--- THE REQUEST ---
Pull out the lines of every item below and reproduce them character for character.

(Records from a data collection)
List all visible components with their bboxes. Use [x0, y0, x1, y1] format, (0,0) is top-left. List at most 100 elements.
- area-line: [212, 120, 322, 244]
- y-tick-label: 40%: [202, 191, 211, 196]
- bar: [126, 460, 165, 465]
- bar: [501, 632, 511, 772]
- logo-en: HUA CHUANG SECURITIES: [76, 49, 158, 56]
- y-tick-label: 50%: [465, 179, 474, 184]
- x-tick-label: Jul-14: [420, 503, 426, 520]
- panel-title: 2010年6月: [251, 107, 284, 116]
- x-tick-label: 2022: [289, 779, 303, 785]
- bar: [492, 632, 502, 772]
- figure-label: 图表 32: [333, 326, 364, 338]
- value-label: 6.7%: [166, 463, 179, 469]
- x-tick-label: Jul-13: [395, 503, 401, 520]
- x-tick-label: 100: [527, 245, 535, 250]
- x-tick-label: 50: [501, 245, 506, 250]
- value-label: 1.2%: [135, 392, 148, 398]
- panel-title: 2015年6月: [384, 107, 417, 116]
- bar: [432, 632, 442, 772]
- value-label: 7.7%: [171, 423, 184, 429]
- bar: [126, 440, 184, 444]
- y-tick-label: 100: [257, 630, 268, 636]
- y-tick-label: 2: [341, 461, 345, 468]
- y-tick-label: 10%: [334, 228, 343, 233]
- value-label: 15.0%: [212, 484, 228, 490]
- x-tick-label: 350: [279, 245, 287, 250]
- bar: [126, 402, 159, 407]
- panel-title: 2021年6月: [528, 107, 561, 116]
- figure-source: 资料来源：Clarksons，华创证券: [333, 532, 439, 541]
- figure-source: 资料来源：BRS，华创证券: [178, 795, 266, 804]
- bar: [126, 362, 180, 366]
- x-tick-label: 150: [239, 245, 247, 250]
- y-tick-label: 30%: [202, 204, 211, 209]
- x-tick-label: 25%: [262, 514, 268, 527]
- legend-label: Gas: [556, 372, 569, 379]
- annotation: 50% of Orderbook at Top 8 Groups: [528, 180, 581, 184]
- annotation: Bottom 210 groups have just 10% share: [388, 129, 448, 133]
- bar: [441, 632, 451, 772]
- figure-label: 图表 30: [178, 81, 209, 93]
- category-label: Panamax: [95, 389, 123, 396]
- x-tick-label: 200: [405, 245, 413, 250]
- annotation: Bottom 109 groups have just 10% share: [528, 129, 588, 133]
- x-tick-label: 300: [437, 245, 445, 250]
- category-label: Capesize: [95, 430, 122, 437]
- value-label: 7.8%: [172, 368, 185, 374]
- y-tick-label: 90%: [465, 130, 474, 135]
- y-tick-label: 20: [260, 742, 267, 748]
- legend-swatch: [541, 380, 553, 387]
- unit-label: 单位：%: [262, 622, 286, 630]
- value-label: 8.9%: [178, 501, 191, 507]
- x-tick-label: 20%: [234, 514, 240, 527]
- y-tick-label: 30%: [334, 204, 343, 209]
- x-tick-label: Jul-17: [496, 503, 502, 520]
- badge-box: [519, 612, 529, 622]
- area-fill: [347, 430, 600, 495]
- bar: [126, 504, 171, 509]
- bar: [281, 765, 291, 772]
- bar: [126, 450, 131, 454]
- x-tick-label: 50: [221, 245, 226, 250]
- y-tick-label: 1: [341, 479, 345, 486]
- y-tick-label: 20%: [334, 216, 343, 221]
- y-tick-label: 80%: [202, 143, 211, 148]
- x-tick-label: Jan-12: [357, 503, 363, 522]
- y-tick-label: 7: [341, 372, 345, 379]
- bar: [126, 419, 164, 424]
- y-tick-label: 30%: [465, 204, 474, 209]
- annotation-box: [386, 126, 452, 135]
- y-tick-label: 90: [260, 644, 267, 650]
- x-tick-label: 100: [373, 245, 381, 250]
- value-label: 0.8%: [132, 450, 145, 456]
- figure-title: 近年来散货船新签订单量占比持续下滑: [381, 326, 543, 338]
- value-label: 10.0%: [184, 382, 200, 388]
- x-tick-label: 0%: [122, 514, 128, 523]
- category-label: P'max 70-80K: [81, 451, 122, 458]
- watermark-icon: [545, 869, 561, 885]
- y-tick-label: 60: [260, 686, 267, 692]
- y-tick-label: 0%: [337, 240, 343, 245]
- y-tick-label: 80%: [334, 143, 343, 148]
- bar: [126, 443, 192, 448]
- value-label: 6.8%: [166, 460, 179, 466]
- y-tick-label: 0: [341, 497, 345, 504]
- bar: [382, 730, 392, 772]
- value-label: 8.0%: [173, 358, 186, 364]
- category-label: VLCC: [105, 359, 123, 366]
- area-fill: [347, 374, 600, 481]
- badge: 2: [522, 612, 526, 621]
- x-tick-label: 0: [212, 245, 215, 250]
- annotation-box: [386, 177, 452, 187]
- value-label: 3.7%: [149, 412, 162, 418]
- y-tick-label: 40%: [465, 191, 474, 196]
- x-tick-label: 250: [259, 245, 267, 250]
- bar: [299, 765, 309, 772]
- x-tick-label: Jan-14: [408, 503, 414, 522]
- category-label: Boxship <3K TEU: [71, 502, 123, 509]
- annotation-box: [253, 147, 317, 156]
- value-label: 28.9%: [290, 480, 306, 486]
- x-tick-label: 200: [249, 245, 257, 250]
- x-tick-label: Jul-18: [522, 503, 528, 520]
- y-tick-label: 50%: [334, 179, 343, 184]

--- TASK RESULT ---
List all visible components with their bboxes. Use [x0, y0, x1, y1] format, (0,0) is top-left. List at most 100 elements.
- area-line: [212, 120, 322, 244]
- y-tick-label: 40%: [202, 191, 211, 196]
- bar: [126, 460, 165, 465]
- bar: [501, 632, 511, 772]
- logo-en: HUA CHUANG SECURITIES: [76, 49, 158, 56]
- y-tick-label: 50%: [465, 179, 474, 184]
- x-tick-label: Jul-14: [420, 503, 426, 520]
- panel-title: 2010年6月: [251, 107, 284, 116]
- x-tick-label: 2022: [289, 779, 303, 785]
- bar: [492, 632, 502, 772]
- figure-label: 图表 32: [333, 326, 364, 338]
- value-label: 6.7%: [166, 463, 179, 469]
- x-tick-label: Jul-13: [395, 503, 401, 520]
- x-tick-label: 100: [527, 245, 535, 250]
- x-tick-label: 50: [501, 245, 506, 250]
- value-label: 1.2%: [135, 392, 148, 398]
- panel-title: 2015年6月: [384, 107, 417, 116]
- bar: [432, 632, 442, 772]
- value-label: 7.7%: [171, 423, 184, 429]
- bar: [126, 440, 184, 444]
- y-tick-label: 100: [257, 630, 268, 636]
- y-tick-label: 2: [341, 461, 345, 468]
- y-tick-label: 10%: [334, 228, 343, 233]
- value-label: 15.0%: [212, 484, 228, 490]
- x-tick-label: 350: [279, 245, 287, 250]
- bar: [126, 402, 159, 407]
- panel-title: 2021年6月: [528, 107, 561, 116]
- figure-source: 资料来源：Clarksons，华创证券: [333, 532, 439, 541]
- figure-source: 资料来源：BRS，华创证券: [178, 795, 266, 804]
- bar: [126, 362, 180, 366]
- x-tick-label: 150: [239, 245, 247, 250]
- y-tick-label: 30%: [202, 204, 211, 209]
- x-tick-label: 25%: [262, 514, 268, 527]
- legend-label: Gas: [556, 372, 569, 379]
- annotation: 50% of Orderbook at Top 8 Groups: [528, 180, 581, 184]
- annotation: Bottom 210 groups have just 10% share: [388, 129, 448, 133]
- bar: [441, 632, 451, 772]
- figure-label: 图表 30: [178, 81, 209, 93]
- category-label: Panamax: [95, 389, 123, 396]
- x-tick-label: 200: [405, 245, 413, 250]
- annotation: Bottom 109 groups have just 10% share: [528, 129, 588, 133]
- x-tick-label: 300: [437, 245, 445, 250]
- category-label: Capesize: [95, 430, 122, 437]
- value-label: 7.8%: [172, 368, 185, 374]
- y-tick-label: 90%: [465, 130, 474, 135]
- y-tick-label: 20: [260, 742, 267, 748]
- legend-swatch: [541, 380, 553, 387]
- unit-label: 单位：%: [262, 622, 286, 630]
- value-label: 8.9%: [178, 501, 191, 507]
- x-tick-label: 20%: [234, 514, 240, 527]
- y-tick-label: 30%: [334, 204, 343, 209]
- x-tick-label: Jul-17: [496, 503, 502, 520]
- badge-box: [519, 612, 529, 622]
- area-fill: [347, 430, 600, 495]
- bar: [126, 504, 171, 509]
- bar: [281, 765, 291, 772]
- bar: [126, 450, 131, 454]
- x-tick-label: 50: [221, 245, 226, 250]
- y-tick-label: 1: [341, 479, 345, 486]
- y-tick-label: 20%: [334, 216, 343, 221]
- y-tick-label: 80%: [202, 143, 211, 148]
- x-tick-label: Jan-12: [357, 503, 363, 522]
- y-tick-label: 7: [341, 372, 345, 379]
- bar: [126, 419, 164, 424]
- y-tick-label: 30%: [465, 204, 474, 209]
- annotation-box: [386, 126, 452, 135]
- y-tick-label: 90: [260, 644, 267, 650]
- x-tick-label: 100: [373, 245, 381, 250]
- value-label: 0.8%: [132, 450, 145, 456]
- figure-title: 近年来散货船新签订单量占比持续下滑: [381, 326, 543, 338]
- value-label: 10.0%: [184, 382, 200, 388]
- x-tick-label: 0%: [122, 514, 128, 523]
- category-label: P'max 70-80K: [81, 451, 122, 458]
- watermark-icon: [545, 869, 561, 885]
- y-tick-label: 60: [260, 686, 267, 692]
- y-tick-label: 0%: [337, 240, 343, 245]
- y-tick-label: 80%: [334, 143, 343, 148]
- bar: [126, 443, 192, 448]
- value-label: 6.8%: [166, 460, 179, 466]
- y-tick-label: 0: [341, 497, 345, 504]
- bar: [382, 730, 392, 772]
- value-label: 8.0%: [173, 358, 186, 364]
- category-label: VLCC: [105, 359, 123, 366]
- area-fill: [347, 374, 600, 481]
- badge: 2: [522, 612, 526, 621]
- x-tick-label: 0: [212, 245, 215, 250]
- annotation-box: [386, 177, 452, 187]
- value-label: 3.7%: [149, 412, 162, 418]
- y-tick-label: 40%: [465, 191, 474, 196]
- x-tick-label: 250: [259, 245, 267, 250]
- bar: [299, 765, 309, 772]
- x-tick-label: Jan-14: [408, 503, 414, 522]
- category-label: Boxship <3K TEU: [71, 502, 123, 509]
- annotation-box: [253, 147, 317, 156]
- value-label: 28.9%: [290, 480, 306, 486]
- x-tick-label: 200: [249, 245, 257, 250]
- x-tick-label: Jul-18: [522, 503, 528, 520]
- y-tick-label: 50%: [334, 179, 343, 184]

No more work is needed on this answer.